- The problem -
Work through the entries below and report how many lines include "title". The number alone is the answer.

┄┄┄┄┄┄┄┄┄┄┄┄┄┄┄┄┄┄┄┄

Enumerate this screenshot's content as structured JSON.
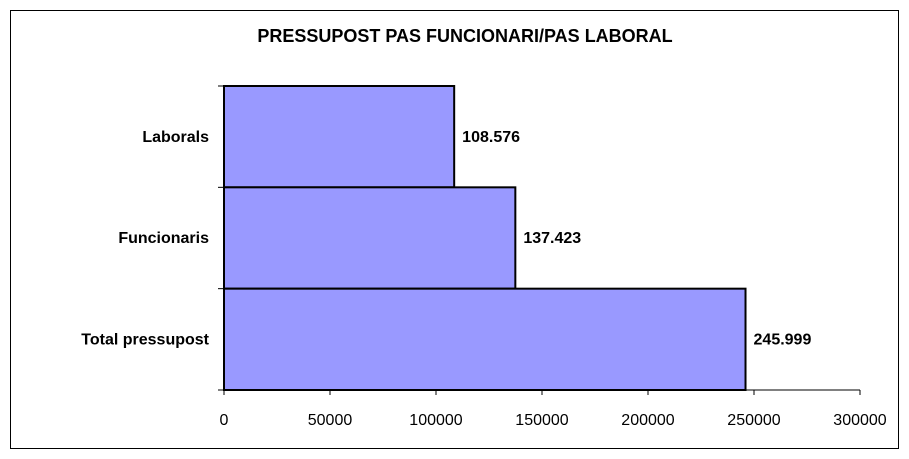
{
  "chart_data": {
    "type": "hbar",
    "title": "PRESSUPOST PAS FUNCIONARI/PAS LABORAL",
    "categories": [
      "Laborals",
      "Funcionaris",
      "Total pressupost"
    ],
    "values": [
      108576,
      137423,
      245999
    ],
    "value_labels": [
      "108.576",
      "137.423",
      "245.999"
    ],
    "color": "#9999ff",
    "xlim": [
      0,
      300000
    ],
    "xticks": [
      0,
      50000,
      100000,
      150000,
      200000,
      250000,
      300000
    ]
  }
}
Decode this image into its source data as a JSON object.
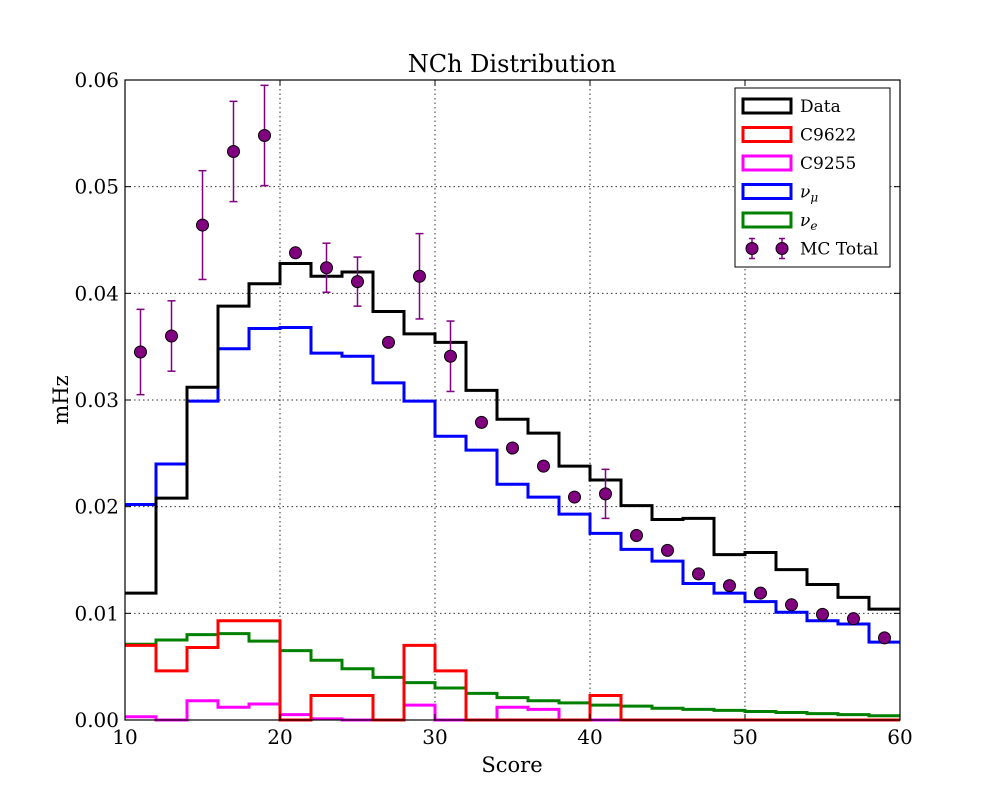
{
  "chart_data": {
    "type": "line",
    "title": "NCh Distribution",
    "xlabel": "Score",
    "ylabel": "mHz",
    "xlim": [
      10,
      60
    ],
    "ylim": [
      0,
      0.06
    ],
    "grid": true,
    "legend_placement": "top-right",
    "x_ticks": [
      10,
      20,
      30,
      40,
      50,
      60
    ],
    "y_ticks": [
      0.0,
      0.01,
      0.02,
      0.03,
      0.04,
      0.05,
      0.06
    ],
    "x_tick_labels": [
      "10",
      "20",
      "30",
      "40",
      "50",
      "60"
    ],
    "y_tick_labels": [
      "0.00",
      "0.01",
      "0.02",
      "0.03",
      "0.04",
      "0.05",
      "0.06"
    ],
    "bin_edges": [
      10,
      12,
      14,
      16,
      18,
      20,
      22,
      24,
      26,
      28,
      30,
      32,
      34,
      36,
      38,
      40,
      42,
      44,
      46,
      48,
      50,
      52,
      54,
      56,
      58,
      60
    ],
    "series": [
      {
        "name": "Data",
        "color": "#000000",
        "style": "step",
        "values": [
          0.0119,
          0.0208,
          0.0312,
          0.0388,
          0.0409,
          0.0428,
          0.0416,
          0.042,
          0.0383,
          0.0362,
          0.0354,
          0.0309,
          0.0282,
          0.0269,
          0.0238,
          0.0225,
          0.0201,
          0.0188,
          0.0189,
          0.0155,
          0.0157,
          0.0141,
          0.0127,
          0.0115,
          0.0104
        ]
      },
      {
        "name": "C9622",
        "color": "#ff0000",
        "style": "step",
        "values": [
          0.007,
          0.0046,
          0.0068,
          0.0093,
          0.0093,
          0.0,
          0.0023,
          0.0023,
          0.0,
          0.007,
          0.0046,
          0.0,
          0.0,
          0.0,
          0.0,
          0.0023,
          0.0,
          0.0,
          0.0,
          0.0,
          0.0,
          0.0,
          0.0,
          0.0,
          0.0
        ]
      },
      {
        "name": "C9255",
        "color": "#ff00ff",
        "style": "step",
        "values": [
          0.0003,
          0.0,
          0.0018,
          0.0012,
          0.0015,
          0.0005,
          0.0001,
          0.0,
          0.0,
          0.0014,
          0.0,
          0.0,
          0.0012,
          0.001,
          0.0,
          0.0,
          0.0,
          0.0,
          0.0,
          0.0,
          0.0,
          0.0,
          0.0,
          0.0,
          0.0
        ]
      },
      {
        "name": "ν_μ",
        "color": "#0000ff",
        "style": "step",
        "values": [
          0.0202,
          0.024,
          0.0299,
          0.0348,
          0.0367,
          0.0368,
          0.0344,
          0.0341,
          0.0316,
          0.0299,
          0.0266,
          0.0253,
          0.0221,
          0.0209,
          0.0193,
          0.0175,
          0.016,
          0.0149,
          0.0128,
          0.0119,
          0.0111,
          0.0101,
          0.0093,
          0.009,
          0.0073
        ]
      },
      {
        "name": "ν_e",
        "color": "#008000",
        "style": "step",
        "values": [
          0.0071,
          0.0075,
          0.008,
          0.0081,
          0.0074,
          0.0065,
          0.0056,
          0.0048,
          0.004,
          0.0035,
          0.003,
          0.0025,
          0.0021,
          0.0018,
          0.0016,
          0.0014,
          0.0013,
          0.0011,
          0.001,
          0.0009,
          0.0008,
          0.0007,
          0.0006,
          0.0005,
          0.0004
        ]
      },
      {
        "name": "MC Total",
        "color": "#800080",
        "style": "errorbar",
        "x": [
          11,
          13,
          15,
          17,
          19,
          21,
          23,
          25,
          27,
          29,
          31,
          33,
          35,
          37,
          39,
          41,
          43,
          45,
          47,
          49,
          51,
          53,
          55,
          57,
          59
        ],
        "values": [
          0.0345,
          0.036,
          0.0464,
          0.0533,
          0.0548,
          0.0438,
          0.0424,
          0.0411,
          0.0354,
          0.0416,
          0.0341,
          0.0279,
          0.0255,
          0.0238,
          0.0209,
          0.0212,
          0.0173,
          0.0159,
          0.0137,
          0.0126,
          0.0119,
          0.0108,
          0.0099,
          0.0095,
          0.0077
        ],
        "errors": [
          0.004,
          0.0033,
          0.0051,
          0.0047,
          0.0047,
          0,
          0.0023,
          0.0023,
          0,
          0.004,
          0.0033,
          0,
          0,
          0,
          0,
          0.0023,
          0,
          0,
          0,
          0,
          0,
          0,
          0,
          0,
          0
        ]
      }
    ],
    "legend": [
      {
        "label": "Data",
        "sym": "box",
        "color": "#000000"
      },
      {
        "label": "C9622",
        "sym": "box",
        "color": "#ff0000"
      },
      {
        "label": "C9255",
        "sym": "box",
        "color": "#ff00ff"
      },
      {
        "label": "ν",
        "sub": "μ",
        "sym": "box",
        "color": "#0000ff"
      },
      {
        "label": "ν",
        "sub": "e",
        "sym": "box",
        "color": "#008000"
      },
      {
        "label": "MC Total",
        "sym": "marker",
        "color": "#800080"
      }
    ]
  }
}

┄┄┄┄┄┄┄┄┄┄┄┄┄┄┄┄┄┄┄┄

- Finished exercise -
2